[What to produce]
Your task is to output the entries below word for word.
[START Data extract]
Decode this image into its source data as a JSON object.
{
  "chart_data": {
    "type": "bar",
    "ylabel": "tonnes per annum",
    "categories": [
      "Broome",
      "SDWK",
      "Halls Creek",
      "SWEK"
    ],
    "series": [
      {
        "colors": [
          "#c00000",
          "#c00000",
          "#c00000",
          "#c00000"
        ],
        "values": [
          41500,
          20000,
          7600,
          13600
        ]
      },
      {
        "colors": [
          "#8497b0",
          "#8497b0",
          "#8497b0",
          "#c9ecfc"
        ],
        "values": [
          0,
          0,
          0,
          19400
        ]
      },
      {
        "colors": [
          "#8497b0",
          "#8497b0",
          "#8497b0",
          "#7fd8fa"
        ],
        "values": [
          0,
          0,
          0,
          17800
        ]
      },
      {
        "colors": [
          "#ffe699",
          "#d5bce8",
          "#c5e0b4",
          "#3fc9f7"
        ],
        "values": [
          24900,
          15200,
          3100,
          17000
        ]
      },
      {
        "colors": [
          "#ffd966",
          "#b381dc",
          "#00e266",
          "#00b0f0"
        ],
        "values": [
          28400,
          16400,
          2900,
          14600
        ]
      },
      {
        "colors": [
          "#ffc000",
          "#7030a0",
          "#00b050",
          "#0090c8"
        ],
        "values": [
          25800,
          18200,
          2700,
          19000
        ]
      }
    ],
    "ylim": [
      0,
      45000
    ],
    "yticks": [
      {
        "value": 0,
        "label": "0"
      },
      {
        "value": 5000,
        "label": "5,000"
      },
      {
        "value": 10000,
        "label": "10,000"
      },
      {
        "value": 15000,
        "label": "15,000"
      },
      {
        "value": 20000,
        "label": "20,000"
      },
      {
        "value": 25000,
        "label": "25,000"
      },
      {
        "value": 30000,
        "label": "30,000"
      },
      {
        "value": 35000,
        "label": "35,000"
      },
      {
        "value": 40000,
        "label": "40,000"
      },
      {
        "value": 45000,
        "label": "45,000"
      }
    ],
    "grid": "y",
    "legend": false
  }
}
[END Data extract]
[Complete output]
Decode this image into its source data as a JSON object.
{
  "chart_data": {
    "type": "bar",
    "ylabel": "tonnes per annum",
    "categories": [
      "Broome",
      "SDWK",
      "Halls Creek",
      "SWEK"
    ],
    "series": [
      {
        "colors": [
          "#c00000",
          "#c00000",
          "#c00000",
          "#c00000"
        ],
        "values": [
          41500,
          20000,
          7600,
          13600
        ]
      },
      {
        "colors": [
          "#8497b0",
          "#8497b0",
          "#8497b0",
          "#c9ecfc"
        ],
        "values": [
          0,
          0,
          0,
          19400
        ]
      },
      {
        "colors": [
          "#8497b0",
          "#8497b0",
          "#8497b0",
          "#7fd8fa"
        ],
        "values": [
          0,
          0,
          0,
          17800
        ]
      },
      {
        "colors": [
          "#ffe699",
          "#d5bce8",
          "#c5e0b4",
          "#3fc9f7"
        ],
        "values": [
          24900,
          15200,
          3100,
          17000
        ]
      },
      {
        "colors": [
          "#ffd966",
          "#b381dc",
          "#00e266",
          "#00b0f0"
        ],
        "values": [
          28400,
          16400,
          2900,
          14600
        ]
      },
      {
        "colors": [
          "#ffc000",
          "#7030a0",
          "#00b050",
          "#0090c8"
        ],
        "values": [
          25800,
          18200,
          2700,
          19000
        ]
      }
    ],
    "ylim": [
      0,
      45000
    ],
    "yticks": [
      {
        "value": 0,
        "label": "0"
      },
      {
        "value": 5000,
        "label": "5,000"
      },
      {
        "value": 10000,
        "label": "10,000"
      },
      {
        "value": 15000,
        "label": "15,000"
      },
      {
        "value": 20000,
        "label": "20,000"
      },
      {
        "value": 25000,
        "label": "25,000"
      },
      {
        "value": 30000,
        "label": "30,000"
      },
      {
        "value": 35000,
        "label": "35,000"
      },
      {
        "value": 40000,
        "label": "40,000"
      },
      {
        "value": 45000,
        "label": "45,000"
      }
    ],
    "grid": "y",
    "legend": false
  }
}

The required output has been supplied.